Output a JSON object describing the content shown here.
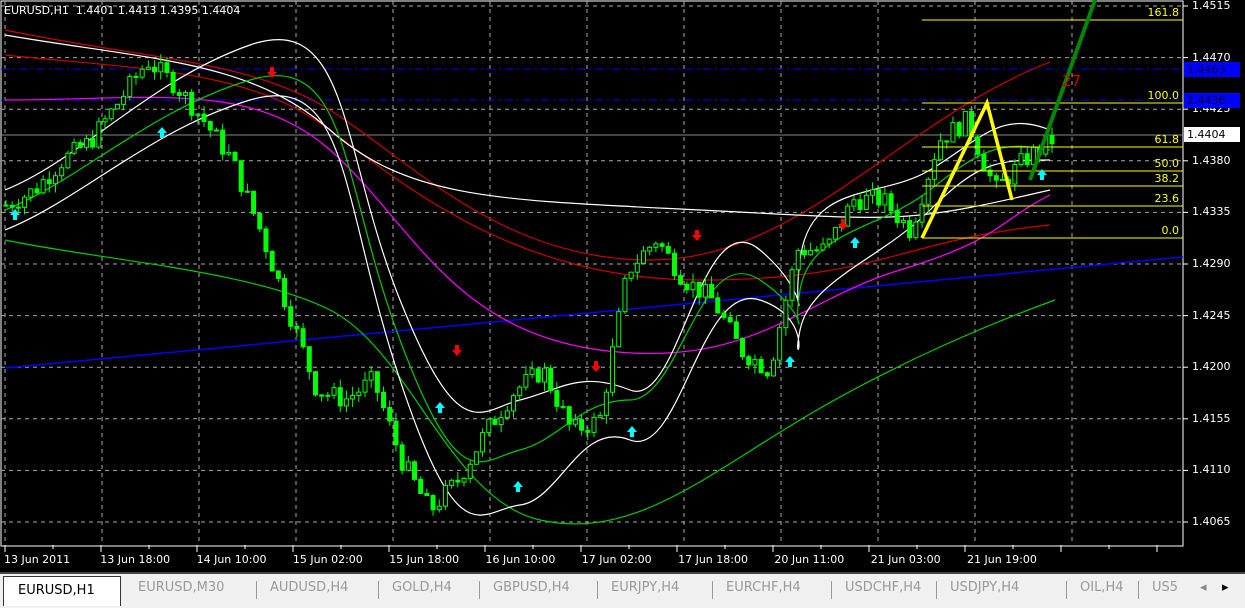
{
  "header": {
    "symbol": "EURUSD,H1",
    "ohlc": "1.4401 1.4413 1.4395 1.4404"
  },
  "price_axis": [
    "1.4515",
    "1.4470",
    "1.4425",
    "1.4380",
    "1.4335",
    "1.4290",
    "1.4245",
    "1.4200",
    "1.4155",
    "1.4110",
    "1.4065"
  ],
  "price_boxes": {
    "line1": "1.4463",
    "line2": "1.4436",
    "current": "1.4404"
  },
  "fib_levels": [
    "161.8",
    "100.0",
    "61.8",
    "50.0",
    "38.2",
    "23.6",
    "0.0"
  ],
  "wave_label": "27",
  "time_axis": [
    "13 Jun 2011",
    "13 Jun 18:00",
    "14 Jun 10:00",
    "15 Jun 02:00",
    "15 Jun 18:00",
    "16 Jun 10:00",
    "17 Jun 02:00",
    "17 Jun 18:00",
    "20 Jun 11:00",
    "21 Jun 03:00",
    "21 Jun 19:00"
  ],
  "tabs": [
    "EURUSD,H1",
    "EURUSD,M30",
    "AUDUSD,H4",
    "GOLD,H4",
    "GBPUSD,H4",
    "EURJPY,H4",
    "EURCHF,H4",
    "USDCHF,H4",
    "USDJPY,H4",
    "OIL,H4",
    "US5"
  ],
  "colors": {
    "bull": "#00ff00",
    "bear": "#000000",
    "fib": "#ffff00",
    "trend": "#0000ff",
    "accent": "#0000ff"
  },
  "price_path": [
    1.4341,
    1.4354,
    1.438,
    1.4397,
    1.4432,
    1.4467,
    1.4446,
    1.4415,
    1.438,
    1.4319,
    1.4249,
    1.4179,
    1.4171,
    1.4188,
    1.4118,
    1.4074,
    1.4101,
    1.4144,
    1.4179,
    1.4197,
    1.4144,
    1.4153,
    1.4284,
    1.4311,
    1.4276,
    1.4258,
    1.4214,
    1.4197,
    1.4302,
    1.4302,
    1.4346,
    1.4346,
    1.4319,
    1.4398,
    1.4415,
    1.4354,
    1.438,
    1.4398
  ]
}
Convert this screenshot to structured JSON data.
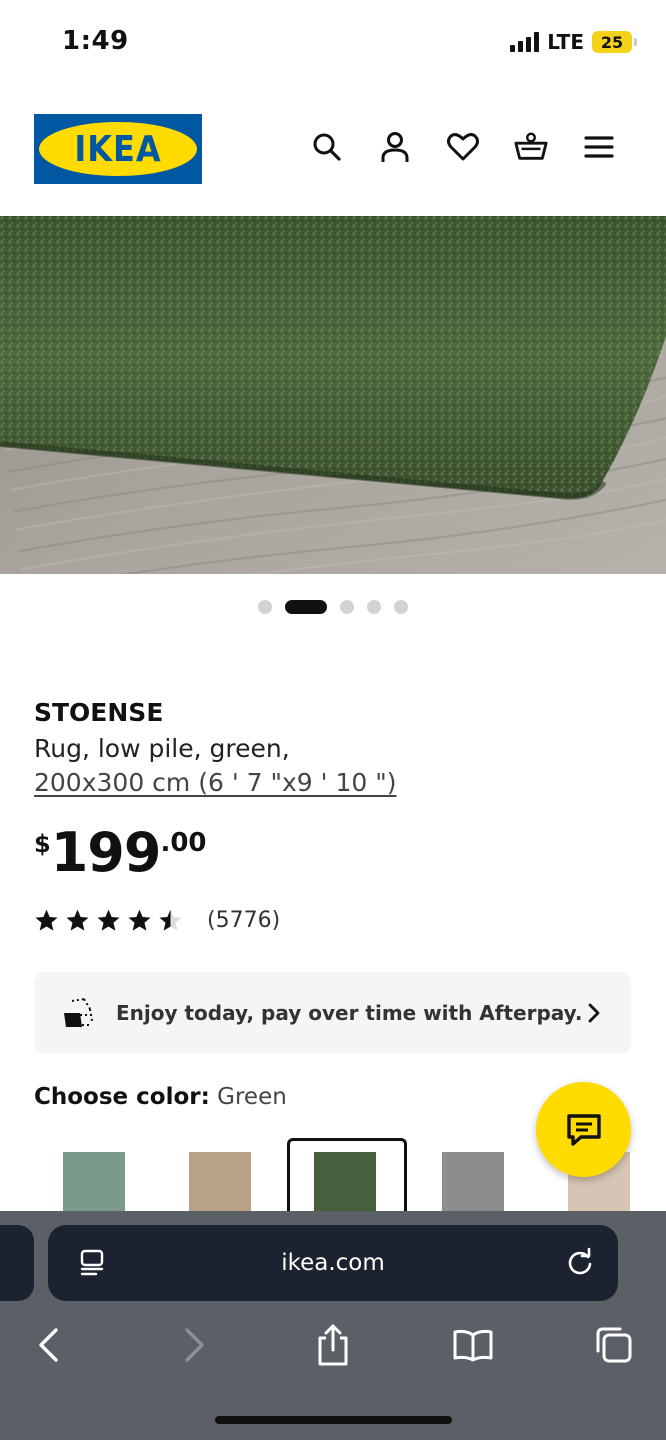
{
  "status_bar": {
    "time": "1:49",
    "network": "LTE",
    "battery": "25"
  },
  "header": {
    "logo_text": "IKEA",
    "icons": [
      "search-icon",
      "account-icon",
      "heart-icon",
      "cart-icon",
      "menu-icon"
    ]
  },
  "carousel": {
    "total": 5,
    "active_index": 1
  },
  "product": {
    "name": "STOENSE",
    "description": "Rug, low pile, green,",
    "size": "200x300 cm (6 ' 7 \"x9 ' 10 \")",
    "price": {
      "currency": "$",
      "integer": "199",
      "decimal": ".00"
    },
    "rating": 4.5,
    "review_count": "(5776)"
  },
  "afterpay": {
    "text": "Enjoy today, pay over time with Afterpay."
  },
  "color": {
    "label": "Choose color:",
    "selected": "Green",
    "swatches": [
      {
        "color": "#7a9a8c"
      },
      {
        "color": "#b8a287"
      },
      {
        "color": "#47613f",
        "selected": true
      },
      {
        "color": "#8c8d8e"
      },
      {
        "color": "#d6c4b4"
      }
    ]
  },
  "browser": {
    "url": "ikea.com"
  },
  "colors": {
    "ikea_blue": "#0058a3",
    "ikea_yellow": "#ffdb00"
  }
}
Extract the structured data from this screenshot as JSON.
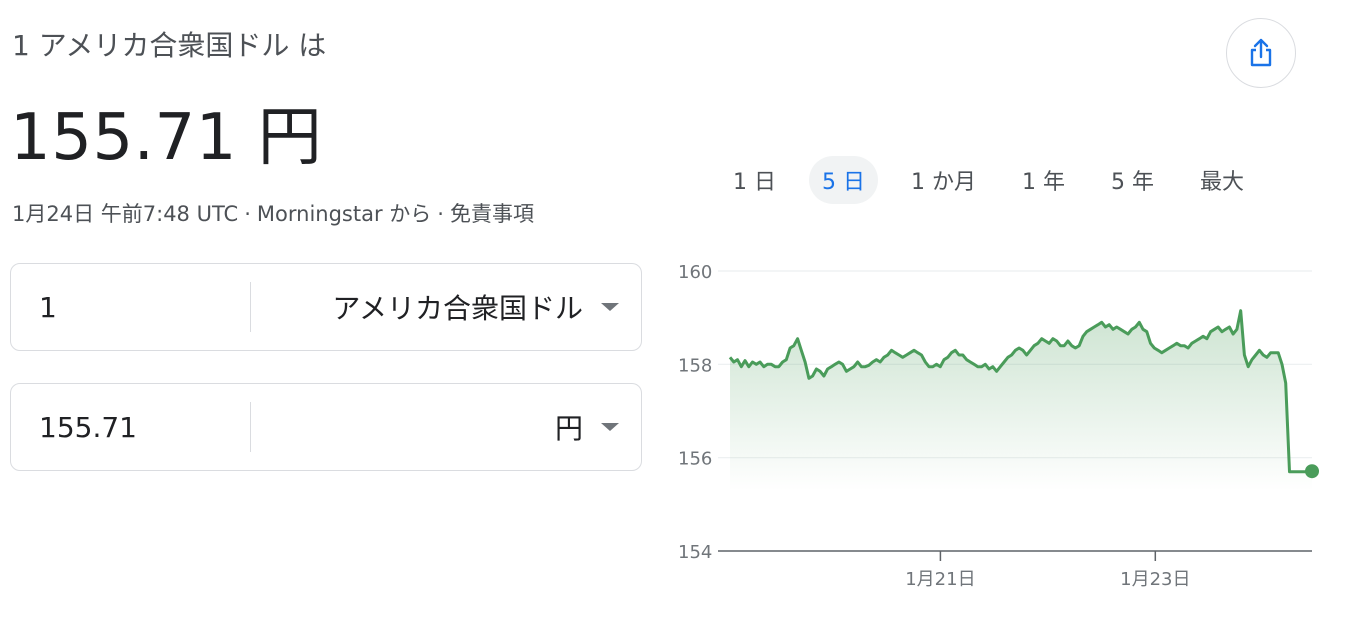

WHAT IS ASKED >> Scan the material above and determine how many lines include the word "EURUSD"; report only the number.

TASK ANSWER >> 3